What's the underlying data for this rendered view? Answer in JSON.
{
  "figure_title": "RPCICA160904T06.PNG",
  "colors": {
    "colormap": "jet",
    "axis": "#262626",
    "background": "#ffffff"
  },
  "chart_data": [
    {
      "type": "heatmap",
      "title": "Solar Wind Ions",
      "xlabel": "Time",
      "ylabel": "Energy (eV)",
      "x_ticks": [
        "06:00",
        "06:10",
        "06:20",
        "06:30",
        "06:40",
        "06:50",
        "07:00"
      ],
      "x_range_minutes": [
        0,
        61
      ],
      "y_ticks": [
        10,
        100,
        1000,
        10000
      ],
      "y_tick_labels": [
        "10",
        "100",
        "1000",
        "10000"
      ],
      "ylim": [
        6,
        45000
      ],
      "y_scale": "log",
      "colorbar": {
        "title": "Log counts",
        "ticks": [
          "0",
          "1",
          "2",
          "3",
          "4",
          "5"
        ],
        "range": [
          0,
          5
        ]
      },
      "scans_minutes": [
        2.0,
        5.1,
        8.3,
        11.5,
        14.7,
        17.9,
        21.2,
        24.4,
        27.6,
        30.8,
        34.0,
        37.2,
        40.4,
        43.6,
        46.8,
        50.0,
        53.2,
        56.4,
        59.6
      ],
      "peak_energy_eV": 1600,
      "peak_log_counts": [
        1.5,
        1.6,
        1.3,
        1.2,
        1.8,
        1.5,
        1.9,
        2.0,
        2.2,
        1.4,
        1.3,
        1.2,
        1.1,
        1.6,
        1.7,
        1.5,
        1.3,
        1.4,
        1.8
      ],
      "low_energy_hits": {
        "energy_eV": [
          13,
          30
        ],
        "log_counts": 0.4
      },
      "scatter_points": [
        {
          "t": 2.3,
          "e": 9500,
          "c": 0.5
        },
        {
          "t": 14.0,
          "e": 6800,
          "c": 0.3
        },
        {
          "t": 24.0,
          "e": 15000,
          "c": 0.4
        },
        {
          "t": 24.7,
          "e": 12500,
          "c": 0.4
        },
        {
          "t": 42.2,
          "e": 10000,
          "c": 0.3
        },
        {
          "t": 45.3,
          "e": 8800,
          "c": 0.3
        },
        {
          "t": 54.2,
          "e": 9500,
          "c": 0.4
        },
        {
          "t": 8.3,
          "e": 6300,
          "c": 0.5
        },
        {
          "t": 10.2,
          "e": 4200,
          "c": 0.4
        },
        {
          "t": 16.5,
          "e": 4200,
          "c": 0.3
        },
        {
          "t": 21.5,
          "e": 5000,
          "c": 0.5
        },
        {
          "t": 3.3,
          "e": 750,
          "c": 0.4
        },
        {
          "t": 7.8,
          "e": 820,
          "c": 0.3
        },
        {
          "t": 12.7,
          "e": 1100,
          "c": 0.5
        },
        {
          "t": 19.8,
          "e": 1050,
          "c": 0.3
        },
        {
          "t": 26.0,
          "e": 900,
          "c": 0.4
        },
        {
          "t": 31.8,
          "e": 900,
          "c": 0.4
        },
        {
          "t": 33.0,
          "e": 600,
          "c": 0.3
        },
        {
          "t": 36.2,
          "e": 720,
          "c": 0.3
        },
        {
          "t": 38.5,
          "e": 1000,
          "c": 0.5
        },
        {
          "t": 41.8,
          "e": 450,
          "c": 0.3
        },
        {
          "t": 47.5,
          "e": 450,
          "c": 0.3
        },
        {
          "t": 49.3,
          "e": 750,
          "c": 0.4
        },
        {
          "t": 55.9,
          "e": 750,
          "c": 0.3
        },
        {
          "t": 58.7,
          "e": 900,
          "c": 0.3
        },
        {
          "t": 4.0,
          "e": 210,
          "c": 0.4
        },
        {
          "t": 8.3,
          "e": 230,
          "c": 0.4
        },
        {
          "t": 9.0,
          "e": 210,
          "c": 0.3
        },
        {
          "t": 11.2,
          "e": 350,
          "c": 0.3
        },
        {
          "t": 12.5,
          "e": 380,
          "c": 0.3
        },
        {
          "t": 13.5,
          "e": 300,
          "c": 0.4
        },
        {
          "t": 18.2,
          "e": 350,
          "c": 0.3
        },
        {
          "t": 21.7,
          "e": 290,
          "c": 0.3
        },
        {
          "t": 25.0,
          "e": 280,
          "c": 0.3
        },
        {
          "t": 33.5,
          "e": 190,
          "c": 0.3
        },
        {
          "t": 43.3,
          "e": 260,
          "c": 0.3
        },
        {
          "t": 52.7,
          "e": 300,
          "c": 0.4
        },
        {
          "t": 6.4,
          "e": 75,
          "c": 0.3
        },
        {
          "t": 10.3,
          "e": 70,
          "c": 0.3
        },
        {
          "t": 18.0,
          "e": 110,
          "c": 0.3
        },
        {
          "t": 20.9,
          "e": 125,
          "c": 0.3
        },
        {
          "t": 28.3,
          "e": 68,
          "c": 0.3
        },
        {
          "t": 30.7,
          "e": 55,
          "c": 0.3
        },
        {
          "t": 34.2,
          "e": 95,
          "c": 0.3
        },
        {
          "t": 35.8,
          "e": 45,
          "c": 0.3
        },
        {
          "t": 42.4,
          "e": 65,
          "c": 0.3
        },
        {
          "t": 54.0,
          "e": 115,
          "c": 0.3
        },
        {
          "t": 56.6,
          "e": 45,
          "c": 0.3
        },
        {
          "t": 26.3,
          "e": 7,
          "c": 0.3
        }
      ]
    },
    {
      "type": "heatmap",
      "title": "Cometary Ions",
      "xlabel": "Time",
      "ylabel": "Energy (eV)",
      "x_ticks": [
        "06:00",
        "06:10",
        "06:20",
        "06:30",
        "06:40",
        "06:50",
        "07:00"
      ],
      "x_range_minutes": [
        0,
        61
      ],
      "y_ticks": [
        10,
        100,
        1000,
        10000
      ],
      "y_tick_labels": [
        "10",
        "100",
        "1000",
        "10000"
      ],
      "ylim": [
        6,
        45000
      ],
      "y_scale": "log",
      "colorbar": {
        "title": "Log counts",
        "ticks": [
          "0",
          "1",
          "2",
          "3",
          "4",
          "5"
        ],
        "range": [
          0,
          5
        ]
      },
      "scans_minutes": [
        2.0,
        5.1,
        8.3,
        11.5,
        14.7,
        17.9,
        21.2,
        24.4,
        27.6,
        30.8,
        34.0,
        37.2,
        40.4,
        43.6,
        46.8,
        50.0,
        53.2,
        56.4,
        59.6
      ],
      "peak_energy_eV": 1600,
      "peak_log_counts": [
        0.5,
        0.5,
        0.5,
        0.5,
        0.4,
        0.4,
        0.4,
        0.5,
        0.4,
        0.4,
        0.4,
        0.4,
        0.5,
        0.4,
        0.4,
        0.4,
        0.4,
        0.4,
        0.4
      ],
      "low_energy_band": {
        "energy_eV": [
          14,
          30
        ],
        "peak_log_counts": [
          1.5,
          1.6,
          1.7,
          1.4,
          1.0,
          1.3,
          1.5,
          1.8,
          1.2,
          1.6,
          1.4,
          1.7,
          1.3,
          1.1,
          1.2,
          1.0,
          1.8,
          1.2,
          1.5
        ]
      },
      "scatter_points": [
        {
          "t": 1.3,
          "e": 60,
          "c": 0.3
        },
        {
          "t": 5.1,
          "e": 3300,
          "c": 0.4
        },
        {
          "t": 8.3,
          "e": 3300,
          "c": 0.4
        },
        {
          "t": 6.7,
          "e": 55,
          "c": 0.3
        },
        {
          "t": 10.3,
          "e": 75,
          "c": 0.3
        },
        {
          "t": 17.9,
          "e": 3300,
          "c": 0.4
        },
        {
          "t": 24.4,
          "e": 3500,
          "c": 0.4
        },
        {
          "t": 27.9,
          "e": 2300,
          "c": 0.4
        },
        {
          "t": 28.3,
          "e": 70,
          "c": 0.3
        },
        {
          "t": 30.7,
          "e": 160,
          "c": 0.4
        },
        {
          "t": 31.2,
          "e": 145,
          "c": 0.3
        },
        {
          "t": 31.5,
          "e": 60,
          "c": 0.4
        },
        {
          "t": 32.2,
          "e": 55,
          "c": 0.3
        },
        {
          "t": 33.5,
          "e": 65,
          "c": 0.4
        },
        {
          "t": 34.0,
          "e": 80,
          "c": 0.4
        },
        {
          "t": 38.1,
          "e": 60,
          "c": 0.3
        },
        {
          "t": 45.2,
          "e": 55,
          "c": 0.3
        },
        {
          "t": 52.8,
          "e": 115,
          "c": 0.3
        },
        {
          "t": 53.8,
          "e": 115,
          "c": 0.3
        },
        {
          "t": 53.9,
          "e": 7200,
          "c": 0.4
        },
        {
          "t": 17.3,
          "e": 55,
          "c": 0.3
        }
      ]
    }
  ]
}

WORK TO COMPLETE: Find the lines of the material that hold the word "Ions" and report their count alone.

EXERCISE RESPONSE: 2